[TASK DATA]
....

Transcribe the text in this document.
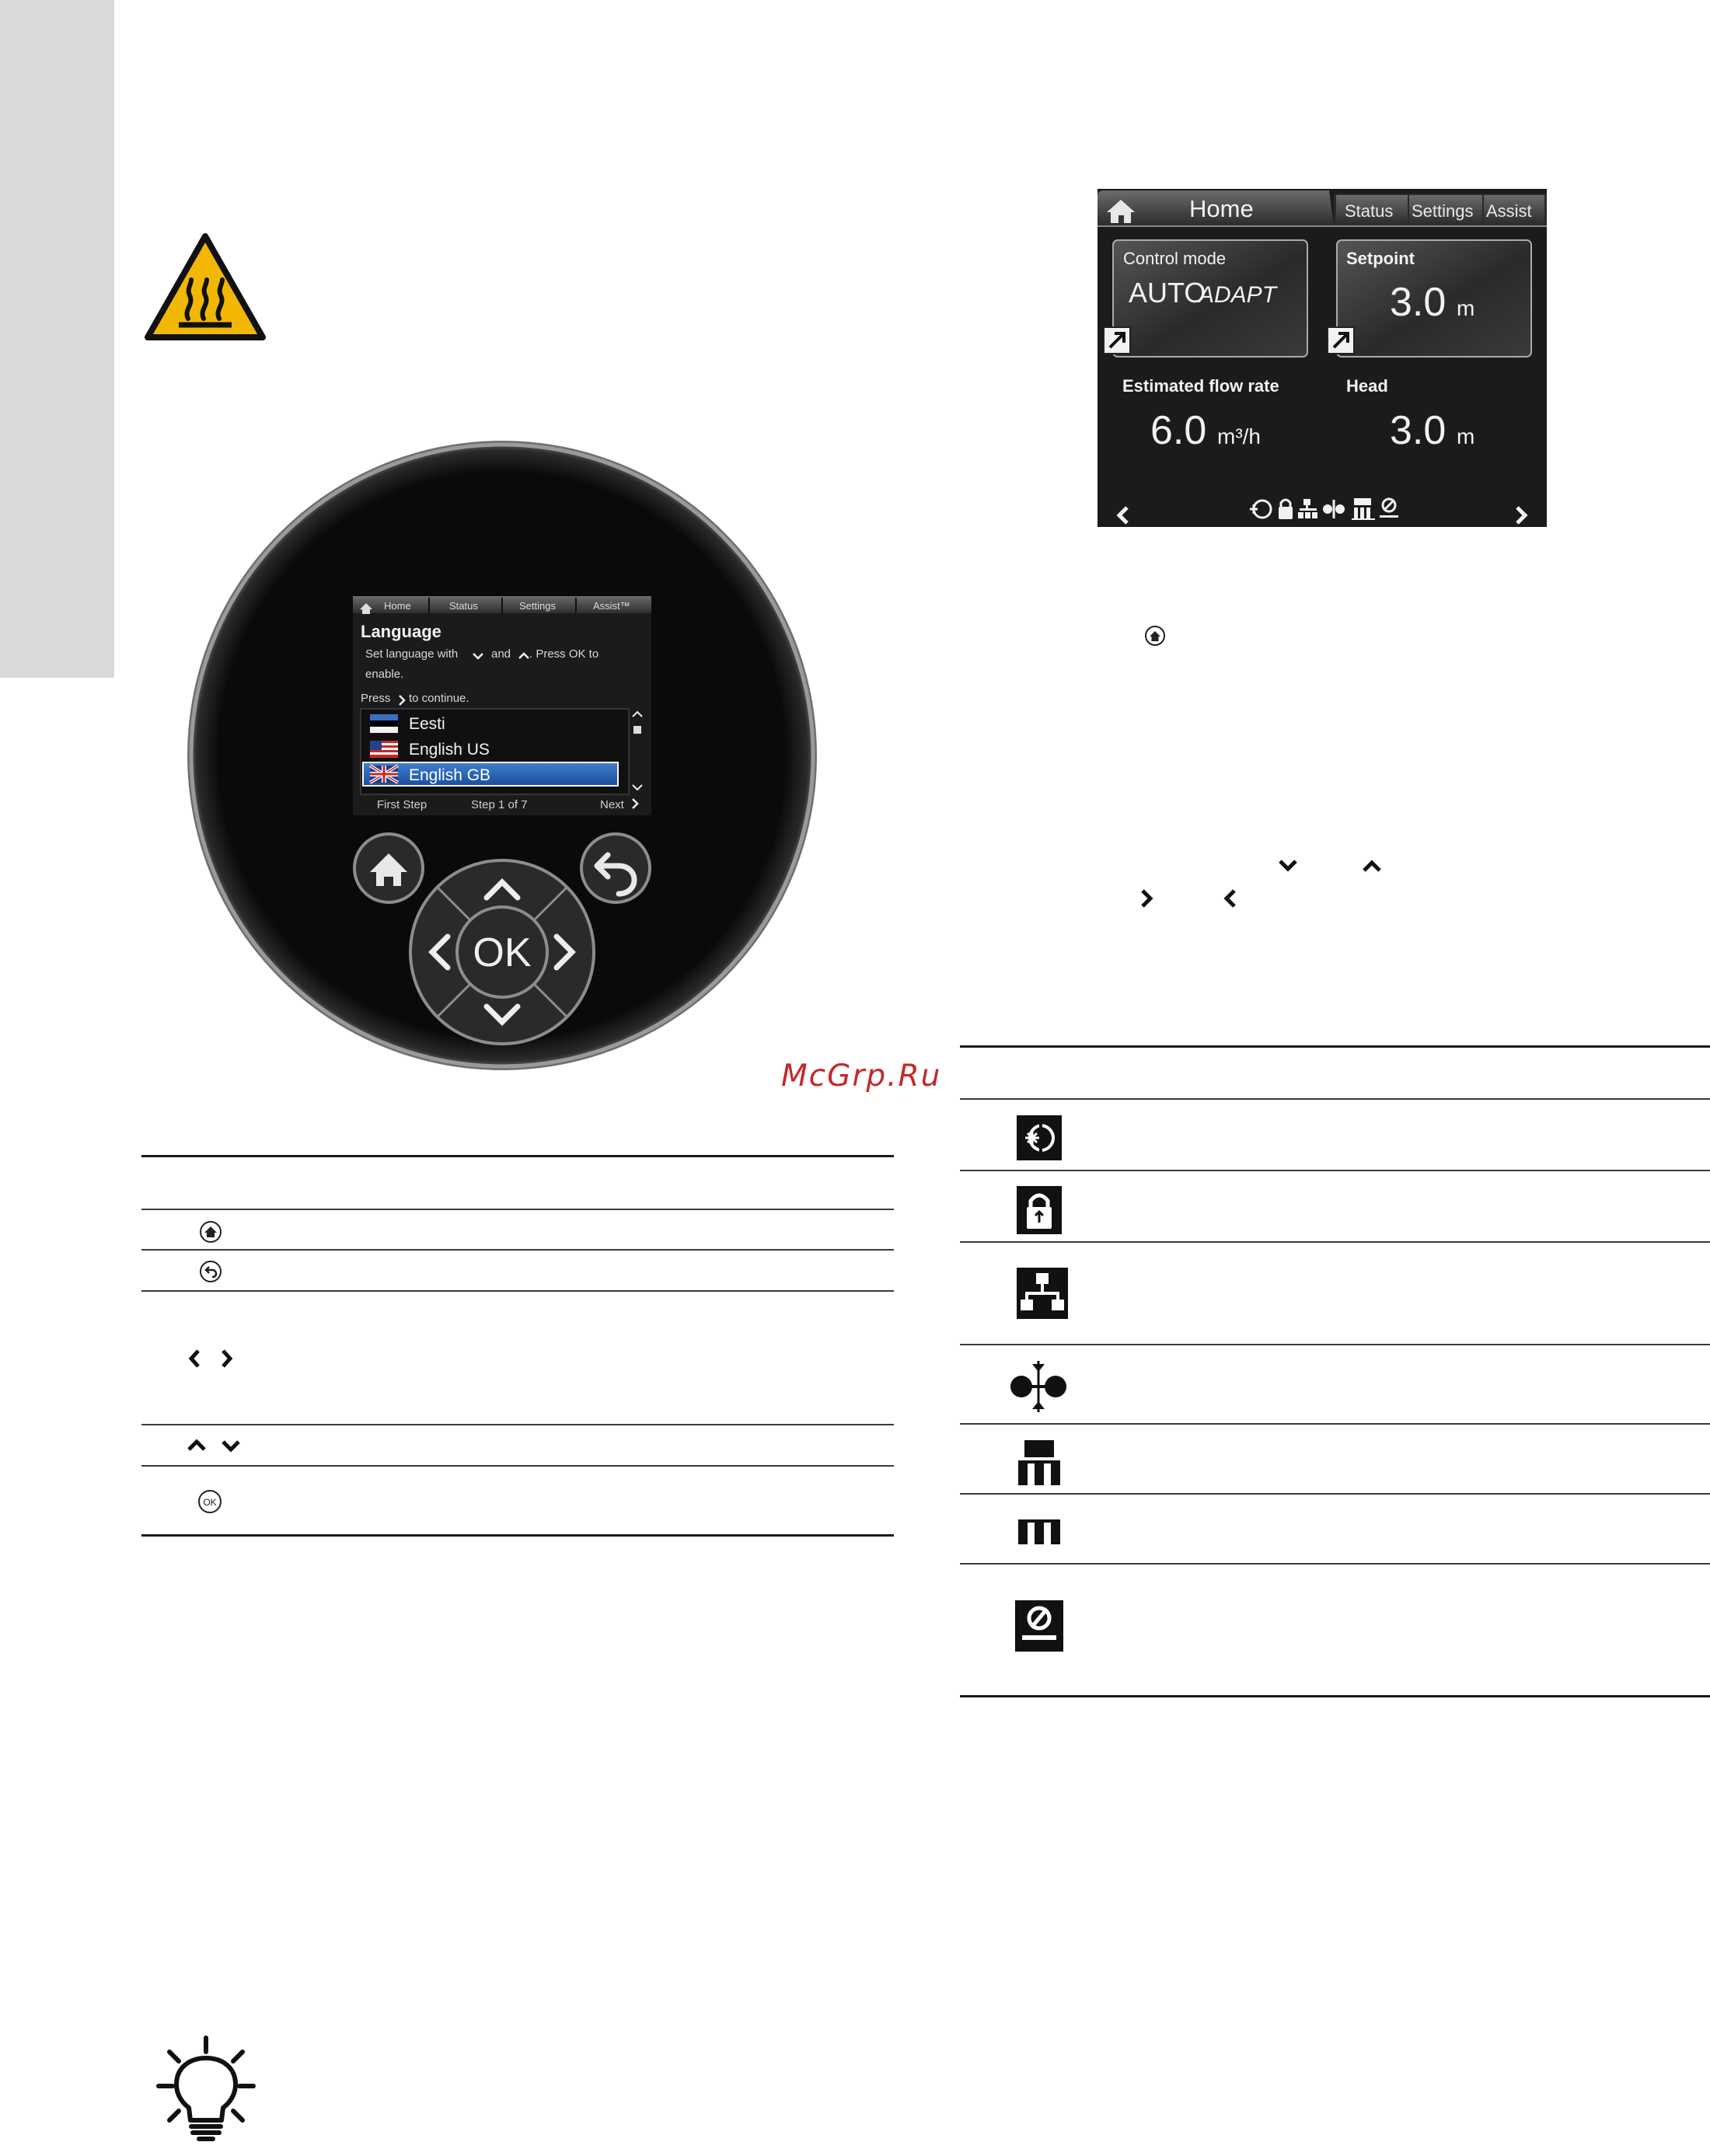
Home	Status	Settings	Assist™
Language
Set language with	and . Press OK to
enable.
Press to continue.
Eesti
English US
English GB
First Step	Step 1 of 7	Next
OK
McGrp.Ru
Home	Status Settings Assist
Control mode
AUTO
ADAPT
Setpoint
3.0 m
Estimated flow rate
6.0 m³/h
Head
3.0 m
OK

....

Select all lines in the listing that include the word "Assist".

[IN RESPONSE]
Home	Status	Settings	Assist™
Home	Status Settings Assist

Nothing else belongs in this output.